* START *

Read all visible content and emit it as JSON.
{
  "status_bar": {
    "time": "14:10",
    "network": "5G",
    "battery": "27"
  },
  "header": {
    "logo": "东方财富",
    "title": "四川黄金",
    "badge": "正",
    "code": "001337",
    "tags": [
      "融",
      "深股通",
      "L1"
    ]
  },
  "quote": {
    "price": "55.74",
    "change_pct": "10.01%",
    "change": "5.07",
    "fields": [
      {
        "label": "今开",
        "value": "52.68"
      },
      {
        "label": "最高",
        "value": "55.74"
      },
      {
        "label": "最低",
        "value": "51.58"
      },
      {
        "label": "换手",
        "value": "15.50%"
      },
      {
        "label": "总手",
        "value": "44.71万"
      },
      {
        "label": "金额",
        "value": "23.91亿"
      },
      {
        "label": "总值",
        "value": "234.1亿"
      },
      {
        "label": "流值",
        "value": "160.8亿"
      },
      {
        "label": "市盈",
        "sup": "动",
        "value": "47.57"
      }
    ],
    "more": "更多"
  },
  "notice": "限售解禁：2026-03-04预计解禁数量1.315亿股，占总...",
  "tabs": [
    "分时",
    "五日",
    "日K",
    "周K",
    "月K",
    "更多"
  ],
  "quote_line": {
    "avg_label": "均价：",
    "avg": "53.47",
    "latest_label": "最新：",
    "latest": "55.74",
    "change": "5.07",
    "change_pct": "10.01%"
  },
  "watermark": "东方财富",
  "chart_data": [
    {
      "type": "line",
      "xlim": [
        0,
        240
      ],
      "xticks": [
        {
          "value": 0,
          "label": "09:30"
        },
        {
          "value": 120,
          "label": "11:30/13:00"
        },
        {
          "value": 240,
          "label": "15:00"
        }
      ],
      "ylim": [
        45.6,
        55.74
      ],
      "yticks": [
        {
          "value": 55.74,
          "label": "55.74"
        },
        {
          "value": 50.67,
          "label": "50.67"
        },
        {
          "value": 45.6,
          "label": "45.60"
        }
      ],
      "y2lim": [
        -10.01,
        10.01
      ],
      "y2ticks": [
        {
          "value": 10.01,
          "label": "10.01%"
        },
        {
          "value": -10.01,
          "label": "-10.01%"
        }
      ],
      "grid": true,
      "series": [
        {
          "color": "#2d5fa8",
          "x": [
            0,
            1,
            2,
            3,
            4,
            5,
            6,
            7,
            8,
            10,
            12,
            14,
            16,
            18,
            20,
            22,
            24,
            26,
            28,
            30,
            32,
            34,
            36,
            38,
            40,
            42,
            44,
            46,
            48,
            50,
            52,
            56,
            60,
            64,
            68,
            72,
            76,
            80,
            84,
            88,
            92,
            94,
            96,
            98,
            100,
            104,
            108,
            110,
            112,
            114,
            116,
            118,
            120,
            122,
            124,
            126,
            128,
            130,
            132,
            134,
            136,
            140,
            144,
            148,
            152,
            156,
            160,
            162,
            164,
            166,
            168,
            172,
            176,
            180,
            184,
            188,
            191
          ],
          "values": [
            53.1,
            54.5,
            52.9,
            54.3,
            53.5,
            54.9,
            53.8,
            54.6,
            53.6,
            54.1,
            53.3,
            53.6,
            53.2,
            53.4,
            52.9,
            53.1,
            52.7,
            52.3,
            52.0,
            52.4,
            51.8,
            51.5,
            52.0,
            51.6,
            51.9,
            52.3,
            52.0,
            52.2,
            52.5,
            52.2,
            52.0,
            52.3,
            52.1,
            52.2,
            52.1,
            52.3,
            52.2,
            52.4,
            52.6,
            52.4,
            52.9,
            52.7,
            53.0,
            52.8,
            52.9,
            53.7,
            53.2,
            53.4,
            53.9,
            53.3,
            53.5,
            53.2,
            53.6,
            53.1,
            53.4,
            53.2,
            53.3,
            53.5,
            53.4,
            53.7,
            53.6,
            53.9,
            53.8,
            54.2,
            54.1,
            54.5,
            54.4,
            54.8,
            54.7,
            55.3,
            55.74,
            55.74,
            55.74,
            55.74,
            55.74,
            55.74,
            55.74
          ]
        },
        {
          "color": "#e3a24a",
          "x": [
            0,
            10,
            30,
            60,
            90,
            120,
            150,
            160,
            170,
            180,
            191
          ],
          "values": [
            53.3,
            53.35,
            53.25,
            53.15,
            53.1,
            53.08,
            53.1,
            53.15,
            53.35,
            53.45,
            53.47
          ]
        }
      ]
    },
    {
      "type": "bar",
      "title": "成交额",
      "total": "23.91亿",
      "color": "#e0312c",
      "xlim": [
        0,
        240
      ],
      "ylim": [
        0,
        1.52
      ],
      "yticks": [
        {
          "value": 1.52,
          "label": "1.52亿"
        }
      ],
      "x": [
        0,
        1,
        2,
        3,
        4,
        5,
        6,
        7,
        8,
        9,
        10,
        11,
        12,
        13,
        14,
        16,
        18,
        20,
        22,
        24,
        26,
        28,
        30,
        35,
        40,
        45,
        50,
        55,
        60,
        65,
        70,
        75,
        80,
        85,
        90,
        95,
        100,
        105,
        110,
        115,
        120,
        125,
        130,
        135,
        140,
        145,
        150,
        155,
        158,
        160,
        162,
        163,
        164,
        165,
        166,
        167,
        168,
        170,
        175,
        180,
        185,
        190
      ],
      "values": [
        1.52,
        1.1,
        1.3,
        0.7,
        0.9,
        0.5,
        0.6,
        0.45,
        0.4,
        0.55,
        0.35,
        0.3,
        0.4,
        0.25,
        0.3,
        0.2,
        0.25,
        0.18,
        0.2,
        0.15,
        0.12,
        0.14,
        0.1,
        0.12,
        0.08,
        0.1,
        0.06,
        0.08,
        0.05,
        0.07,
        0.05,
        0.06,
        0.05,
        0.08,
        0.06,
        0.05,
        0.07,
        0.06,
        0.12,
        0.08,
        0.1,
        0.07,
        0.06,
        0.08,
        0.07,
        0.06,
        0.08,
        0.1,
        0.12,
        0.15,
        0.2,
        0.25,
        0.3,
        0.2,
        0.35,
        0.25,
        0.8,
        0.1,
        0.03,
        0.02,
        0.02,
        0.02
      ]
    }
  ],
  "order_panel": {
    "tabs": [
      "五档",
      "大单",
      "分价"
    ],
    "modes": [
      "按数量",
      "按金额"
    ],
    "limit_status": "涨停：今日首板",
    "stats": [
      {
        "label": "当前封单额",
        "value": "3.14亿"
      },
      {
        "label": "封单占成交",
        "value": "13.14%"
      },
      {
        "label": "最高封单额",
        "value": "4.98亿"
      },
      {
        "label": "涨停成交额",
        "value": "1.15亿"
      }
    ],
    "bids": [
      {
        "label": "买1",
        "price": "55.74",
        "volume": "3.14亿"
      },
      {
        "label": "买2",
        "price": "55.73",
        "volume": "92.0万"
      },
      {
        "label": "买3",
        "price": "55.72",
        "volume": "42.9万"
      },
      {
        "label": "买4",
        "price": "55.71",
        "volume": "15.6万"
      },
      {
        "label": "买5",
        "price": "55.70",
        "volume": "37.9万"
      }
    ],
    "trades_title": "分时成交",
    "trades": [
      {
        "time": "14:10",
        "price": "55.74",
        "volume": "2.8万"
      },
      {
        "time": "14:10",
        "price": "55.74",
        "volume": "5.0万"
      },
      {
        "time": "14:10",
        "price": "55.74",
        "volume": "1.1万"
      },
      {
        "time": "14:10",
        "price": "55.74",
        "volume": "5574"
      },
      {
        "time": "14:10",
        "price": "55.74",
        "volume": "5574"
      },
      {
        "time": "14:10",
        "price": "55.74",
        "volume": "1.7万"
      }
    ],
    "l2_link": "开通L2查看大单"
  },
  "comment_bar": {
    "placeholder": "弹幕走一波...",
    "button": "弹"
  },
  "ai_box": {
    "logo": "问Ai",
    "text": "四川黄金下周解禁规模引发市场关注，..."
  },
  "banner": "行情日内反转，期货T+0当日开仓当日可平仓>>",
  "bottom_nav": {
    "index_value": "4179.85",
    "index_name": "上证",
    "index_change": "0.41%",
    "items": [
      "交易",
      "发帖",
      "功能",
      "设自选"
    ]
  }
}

* END *

Give only the number of lines that include the word "color".

3